Count every line that has the word "vixcentral" in it; give no more than the number.

Records excerpted from a collection
┄┄┄┄┄┄
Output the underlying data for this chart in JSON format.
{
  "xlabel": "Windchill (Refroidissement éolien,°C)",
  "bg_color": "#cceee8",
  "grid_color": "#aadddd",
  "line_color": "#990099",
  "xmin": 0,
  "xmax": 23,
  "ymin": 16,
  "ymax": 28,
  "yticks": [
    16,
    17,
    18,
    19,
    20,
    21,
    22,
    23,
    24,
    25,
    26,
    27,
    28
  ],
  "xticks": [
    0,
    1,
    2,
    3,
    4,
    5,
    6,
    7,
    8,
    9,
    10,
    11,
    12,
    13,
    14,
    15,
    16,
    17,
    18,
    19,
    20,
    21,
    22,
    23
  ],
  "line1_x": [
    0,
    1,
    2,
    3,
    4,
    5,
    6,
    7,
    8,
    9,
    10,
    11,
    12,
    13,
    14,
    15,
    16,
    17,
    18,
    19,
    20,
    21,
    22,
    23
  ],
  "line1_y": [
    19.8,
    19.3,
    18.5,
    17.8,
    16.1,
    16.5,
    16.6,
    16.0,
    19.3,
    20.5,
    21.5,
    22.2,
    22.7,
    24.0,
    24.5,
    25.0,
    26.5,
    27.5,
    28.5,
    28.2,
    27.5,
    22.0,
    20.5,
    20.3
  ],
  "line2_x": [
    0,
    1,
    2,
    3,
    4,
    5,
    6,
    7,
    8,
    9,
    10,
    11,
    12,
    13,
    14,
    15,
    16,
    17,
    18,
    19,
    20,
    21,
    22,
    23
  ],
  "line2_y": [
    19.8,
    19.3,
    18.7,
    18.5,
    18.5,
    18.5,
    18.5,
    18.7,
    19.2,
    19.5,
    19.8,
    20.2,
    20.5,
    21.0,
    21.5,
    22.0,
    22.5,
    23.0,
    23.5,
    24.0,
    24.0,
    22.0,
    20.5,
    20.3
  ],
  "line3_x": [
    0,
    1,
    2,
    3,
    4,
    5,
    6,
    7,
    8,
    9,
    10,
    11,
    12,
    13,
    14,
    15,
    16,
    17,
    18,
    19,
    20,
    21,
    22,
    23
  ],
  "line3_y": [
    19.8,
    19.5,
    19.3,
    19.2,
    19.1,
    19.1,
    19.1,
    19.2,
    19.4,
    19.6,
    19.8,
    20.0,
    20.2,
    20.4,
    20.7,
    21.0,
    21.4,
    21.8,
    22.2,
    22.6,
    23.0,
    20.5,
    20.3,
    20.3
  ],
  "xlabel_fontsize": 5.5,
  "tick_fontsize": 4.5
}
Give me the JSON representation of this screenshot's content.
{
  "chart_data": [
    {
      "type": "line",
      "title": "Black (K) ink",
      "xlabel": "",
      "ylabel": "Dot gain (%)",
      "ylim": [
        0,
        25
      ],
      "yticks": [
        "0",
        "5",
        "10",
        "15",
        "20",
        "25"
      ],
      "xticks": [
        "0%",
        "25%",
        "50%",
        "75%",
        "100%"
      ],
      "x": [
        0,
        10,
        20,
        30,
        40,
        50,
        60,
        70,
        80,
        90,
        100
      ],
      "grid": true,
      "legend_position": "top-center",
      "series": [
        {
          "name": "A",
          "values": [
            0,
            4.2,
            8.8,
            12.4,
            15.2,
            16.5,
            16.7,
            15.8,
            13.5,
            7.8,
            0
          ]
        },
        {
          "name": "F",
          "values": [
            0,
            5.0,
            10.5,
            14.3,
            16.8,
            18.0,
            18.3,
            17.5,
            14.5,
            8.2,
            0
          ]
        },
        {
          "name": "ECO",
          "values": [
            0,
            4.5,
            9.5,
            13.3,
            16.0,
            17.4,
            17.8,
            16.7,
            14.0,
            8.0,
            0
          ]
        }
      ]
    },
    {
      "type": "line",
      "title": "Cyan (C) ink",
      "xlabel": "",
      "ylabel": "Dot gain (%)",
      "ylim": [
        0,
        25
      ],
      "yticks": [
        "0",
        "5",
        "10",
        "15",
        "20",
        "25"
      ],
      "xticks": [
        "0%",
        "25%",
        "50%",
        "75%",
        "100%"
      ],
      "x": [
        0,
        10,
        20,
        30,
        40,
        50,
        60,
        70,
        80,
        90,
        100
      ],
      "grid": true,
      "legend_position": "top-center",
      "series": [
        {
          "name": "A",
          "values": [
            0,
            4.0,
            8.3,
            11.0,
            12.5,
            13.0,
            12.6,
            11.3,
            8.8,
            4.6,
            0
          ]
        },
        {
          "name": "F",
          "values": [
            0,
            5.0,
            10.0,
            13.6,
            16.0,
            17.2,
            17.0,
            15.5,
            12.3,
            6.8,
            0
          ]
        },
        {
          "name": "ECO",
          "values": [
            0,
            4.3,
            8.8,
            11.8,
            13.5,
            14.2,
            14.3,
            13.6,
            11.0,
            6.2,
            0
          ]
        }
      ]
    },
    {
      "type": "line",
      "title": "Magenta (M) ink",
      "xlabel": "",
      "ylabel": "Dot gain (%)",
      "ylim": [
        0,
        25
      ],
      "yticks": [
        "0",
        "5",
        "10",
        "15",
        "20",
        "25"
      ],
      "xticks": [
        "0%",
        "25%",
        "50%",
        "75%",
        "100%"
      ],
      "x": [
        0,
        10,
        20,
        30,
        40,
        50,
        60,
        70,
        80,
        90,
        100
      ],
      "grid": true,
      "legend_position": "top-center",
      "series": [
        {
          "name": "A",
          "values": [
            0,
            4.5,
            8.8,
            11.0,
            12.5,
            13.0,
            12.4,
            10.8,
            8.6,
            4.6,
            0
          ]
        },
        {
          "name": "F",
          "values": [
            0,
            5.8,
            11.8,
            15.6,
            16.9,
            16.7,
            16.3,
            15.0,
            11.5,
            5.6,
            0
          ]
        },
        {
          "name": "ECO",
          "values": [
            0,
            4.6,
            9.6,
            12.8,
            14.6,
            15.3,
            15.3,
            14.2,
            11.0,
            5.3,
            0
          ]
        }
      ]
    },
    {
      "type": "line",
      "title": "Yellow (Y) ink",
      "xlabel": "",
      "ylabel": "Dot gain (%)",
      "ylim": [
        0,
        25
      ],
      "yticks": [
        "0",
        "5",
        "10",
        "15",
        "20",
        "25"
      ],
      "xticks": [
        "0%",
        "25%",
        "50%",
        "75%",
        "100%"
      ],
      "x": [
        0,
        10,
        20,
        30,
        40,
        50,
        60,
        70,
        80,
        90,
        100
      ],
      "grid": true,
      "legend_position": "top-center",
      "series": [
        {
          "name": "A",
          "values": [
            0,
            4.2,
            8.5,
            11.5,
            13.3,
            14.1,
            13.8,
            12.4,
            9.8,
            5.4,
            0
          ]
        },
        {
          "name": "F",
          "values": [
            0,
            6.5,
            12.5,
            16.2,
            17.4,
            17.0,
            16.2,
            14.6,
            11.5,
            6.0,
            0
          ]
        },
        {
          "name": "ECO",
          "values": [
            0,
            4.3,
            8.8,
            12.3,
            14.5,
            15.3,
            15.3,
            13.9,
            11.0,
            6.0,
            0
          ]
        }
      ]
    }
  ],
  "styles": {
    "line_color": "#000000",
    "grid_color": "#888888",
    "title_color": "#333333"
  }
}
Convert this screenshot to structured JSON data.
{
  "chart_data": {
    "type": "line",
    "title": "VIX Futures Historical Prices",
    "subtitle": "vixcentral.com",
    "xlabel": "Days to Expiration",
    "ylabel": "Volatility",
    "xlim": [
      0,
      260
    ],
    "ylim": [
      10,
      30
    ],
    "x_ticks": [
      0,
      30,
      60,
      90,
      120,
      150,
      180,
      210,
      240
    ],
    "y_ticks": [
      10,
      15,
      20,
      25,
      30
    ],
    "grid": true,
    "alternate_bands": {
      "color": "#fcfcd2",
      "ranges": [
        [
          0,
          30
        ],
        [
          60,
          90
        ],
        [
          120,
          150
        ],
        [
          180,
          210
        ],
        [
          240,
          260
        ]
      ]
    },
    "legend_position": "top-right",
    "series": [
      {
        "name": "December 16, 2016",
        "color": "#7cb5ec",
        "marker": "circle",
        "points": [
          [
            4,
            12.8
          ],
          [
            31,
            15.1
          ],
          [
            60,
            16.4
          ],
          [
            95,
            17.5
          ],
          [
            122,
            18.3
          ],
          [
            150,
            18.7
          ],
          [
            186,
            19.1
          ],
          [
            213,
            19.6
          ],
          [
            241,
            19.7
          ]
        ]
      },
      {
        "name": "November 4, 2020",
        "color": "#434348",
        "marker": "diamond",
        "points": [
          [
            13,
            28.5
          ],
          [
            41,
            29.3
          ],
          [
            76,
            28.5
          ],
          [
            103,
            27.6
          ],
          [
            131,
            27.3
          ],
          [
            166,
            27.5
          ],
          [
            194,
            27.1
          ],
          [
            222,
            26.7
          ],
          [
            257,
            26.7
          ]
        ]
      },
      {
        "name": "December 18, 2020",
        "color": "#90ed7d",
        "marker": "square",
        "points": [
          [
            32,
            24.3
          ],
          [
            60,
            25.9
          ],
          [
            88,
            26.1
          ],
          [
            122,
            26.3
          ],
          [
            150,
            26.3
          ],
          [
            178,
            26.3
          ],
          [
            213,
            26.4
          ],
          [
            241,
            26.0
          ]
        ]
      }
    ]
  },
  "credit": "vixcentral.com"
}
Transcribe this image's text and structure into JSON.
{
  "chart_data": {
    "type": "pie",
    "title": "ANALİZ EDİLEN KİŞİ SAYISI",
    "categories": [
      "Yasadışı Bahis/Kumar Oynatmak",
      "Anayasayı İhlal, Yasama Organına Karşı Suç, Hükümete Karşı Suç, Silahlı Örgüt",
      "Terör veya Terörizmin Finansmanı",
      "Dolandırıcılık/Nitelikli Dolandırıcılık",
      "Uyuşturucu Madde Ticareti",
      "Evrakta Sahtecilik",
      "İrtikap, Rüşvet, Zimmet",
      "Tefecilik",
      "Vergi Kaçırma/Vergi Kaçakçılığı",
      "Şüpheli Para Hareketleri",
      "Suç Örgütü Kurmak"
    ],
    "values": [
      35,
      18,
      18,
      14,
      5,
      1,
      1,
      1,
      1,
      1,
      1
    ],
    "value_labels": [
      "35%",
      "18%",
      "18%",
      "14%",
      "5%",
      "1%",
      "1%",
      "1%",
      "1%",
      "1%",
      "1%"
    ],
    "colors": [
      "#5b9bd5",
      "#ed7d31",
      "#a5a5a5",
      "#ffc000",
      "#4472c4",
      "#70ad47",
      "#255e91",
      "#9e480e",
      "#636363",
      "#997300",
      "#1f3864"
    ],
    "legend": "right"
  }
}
┄┄┄┄┄┄
• _Full solution_
2